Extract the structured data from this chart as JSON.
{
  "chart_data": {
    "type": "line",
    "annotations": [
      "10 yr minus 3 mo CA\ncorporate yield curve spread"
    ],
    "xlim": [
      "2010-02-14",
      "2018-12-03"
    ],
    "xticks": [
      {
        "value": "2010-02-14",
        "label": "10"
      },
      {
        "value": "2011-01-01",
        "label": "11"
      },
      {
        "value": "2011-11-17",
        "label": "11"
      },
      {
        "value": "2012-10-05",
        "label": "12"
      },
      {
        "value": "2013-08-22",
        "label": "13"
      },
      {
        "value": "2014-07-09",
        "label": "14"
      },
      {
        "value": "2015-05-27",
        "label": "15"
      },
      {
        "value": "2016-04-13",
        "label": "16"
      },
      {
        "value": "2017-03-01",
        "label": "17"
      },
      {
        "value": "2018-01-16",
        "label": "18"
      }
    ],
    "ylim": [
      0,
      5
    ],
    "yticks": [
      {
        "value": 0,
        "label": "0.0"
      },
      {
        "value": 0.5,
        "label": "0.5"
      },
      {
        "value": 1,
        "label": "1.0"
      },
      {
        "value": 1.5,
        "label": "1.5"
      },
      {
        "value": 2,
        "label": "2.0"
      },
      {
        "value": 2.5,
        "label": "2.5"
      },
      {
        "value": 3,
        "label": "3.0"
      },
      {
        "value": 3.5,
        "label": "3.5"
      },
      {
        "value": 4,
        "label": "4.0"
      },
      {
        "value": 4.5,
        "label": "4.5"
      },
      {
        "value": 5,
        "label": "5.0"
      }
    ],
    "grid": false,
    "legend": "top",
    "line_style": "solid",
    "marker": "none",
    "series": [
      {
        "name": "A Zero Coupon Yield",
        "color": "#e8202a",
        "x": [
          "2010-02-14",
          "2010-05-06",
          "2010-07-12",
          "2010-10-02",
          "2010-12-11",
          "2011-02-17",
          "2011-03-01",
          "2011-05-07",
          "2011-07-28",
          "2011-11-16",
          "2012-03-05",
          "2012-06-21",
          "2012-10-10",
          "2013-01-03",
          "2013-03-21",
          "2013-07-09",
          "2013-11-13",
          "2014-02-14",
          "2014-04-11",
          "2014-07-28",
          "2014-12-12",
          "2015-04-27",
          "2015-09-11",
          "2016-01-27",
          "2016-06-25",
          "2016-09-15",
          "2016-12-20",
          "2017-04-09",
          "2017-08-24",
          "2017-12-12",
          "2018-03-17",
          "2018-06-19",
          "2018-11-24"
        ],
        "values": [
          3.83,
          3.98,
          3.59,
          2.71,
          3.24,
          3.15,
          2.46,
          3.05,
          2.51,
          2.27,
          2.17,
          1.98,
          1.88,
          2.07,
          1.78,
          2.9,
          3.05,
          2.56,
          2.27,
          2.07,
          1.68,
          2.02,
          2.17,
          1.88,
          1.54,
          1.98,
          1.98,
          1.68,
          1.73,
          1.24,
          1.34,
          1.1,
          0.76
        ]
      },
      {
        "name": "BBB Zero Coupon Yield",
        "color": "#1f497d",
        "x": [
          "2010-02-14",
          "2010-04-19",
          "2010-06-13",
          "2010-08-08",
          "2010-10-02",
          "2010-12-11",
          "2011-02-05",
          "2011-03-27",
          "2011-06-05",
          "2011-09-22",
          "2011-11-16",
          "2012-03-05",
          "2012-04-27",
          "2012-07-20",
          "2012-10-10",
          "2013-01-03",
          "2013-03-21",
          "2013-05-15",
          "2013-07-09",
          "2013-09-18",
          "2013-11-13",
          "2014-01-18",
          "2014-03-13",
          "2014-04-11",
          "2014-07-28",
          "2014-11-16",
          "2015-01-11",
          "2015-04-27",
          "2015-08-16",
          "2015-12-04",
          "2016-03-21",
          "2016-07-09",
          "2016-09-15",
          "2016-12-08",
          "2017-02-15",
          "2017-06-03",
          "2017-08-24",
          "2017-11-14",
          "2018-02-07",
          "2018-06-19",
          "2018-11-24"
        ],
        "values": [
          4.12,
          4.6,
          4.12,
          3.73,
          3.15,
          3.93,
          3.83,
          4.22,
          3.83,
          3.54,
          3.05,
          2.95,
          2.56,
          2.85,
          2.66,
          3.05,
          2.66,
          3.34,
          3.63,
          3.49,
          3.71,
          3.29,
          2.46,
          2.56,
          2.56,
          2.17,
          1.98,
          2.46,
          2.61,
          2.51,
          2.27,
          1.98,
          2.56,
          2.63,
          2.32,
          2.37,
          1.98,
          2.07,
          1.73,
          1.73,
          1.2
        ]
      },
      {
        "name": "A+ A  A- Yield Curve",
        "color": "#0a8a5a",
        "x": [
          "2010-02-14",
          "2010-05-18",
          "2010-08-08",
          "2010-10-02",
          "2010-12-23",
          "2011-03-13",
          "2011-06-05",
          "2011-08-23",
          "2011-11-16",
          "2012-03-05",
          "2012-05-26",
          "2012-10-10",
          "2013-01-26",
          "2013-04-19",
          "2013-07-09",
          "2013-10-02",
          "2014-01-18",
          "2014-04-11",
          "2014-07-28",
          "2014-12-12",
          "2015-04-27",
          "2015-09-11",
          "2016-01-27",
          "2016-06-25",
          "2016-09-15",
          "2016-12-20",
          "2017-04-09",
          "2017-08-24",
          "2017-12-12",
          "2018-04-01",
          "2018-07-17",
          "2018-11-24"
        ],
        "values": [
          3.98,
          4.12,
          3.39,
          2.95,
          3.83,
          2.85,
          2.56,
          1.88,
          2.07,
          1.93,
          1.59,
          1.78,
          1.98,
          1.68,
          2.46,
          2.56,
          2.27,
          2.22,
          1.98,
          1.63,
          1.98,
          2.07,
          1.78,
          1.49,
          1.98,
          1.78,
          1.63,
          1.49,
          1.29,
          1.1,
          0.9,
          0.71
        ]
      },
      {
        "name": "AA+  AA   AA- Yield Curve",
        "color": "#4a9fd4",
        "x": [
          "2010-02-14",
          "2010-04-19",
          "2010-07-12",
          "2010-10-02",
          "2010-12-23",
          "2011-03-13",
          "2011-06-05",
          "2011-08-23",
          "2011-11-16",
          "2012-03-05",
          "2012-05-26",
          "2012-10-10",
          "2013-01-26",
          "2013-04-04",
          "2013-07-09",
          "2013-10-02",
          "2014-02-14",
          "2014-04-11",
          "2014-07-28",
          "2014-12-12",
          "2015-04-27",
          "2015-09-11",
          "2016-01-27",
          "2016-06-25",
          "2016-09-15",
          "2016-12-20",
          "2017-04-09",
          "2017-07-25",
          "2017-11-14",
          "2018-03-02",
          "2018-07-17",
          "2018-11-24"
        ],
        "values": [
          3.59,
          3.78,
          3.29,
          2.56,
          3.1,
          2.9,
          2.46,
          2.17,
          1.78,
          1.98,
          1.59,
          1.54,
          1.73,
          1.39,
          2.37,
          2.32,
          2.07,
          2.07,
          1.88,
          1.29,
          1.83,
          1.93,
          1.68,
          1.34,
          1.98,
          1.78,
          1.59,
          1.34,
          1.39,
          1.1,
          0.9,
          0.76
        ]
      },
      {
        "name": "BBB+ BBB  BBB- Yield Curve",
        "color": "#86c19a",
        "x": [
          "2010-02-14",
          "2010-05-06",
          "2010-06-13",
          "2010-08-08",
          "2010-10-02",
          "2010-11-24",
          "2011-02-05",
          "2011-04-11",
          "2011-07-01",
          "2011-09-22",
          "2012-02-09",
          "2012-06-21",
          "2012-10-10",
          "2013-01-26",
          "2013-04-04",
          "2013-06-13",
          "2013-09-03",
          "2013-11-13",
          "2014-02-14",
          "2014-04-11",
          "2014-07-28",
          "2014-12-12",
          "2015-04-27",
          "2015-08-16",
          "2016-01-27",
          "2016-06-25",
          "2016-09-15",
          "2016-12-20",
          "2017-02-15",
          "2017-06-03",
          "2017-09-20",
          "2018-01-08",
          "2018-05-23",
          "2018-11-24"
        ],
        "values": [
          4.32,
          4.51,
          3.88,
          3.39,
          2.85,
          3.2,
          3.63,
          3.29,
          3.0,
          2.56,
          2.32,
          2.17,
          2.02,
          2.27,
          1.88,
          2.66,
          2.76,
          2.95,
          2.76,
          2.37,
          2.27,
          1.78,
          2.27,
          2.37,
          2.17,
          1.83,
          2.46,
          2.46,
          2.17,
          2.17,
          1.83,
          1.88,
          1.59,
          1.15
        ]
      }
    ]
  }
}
:::
§ **What is asked**: List every line above that contains the word "Zero".

§ **Solution to this task**:
        "name": "A Zero Coupon Yield",
        "name": "BBB Zero Coupon Yield",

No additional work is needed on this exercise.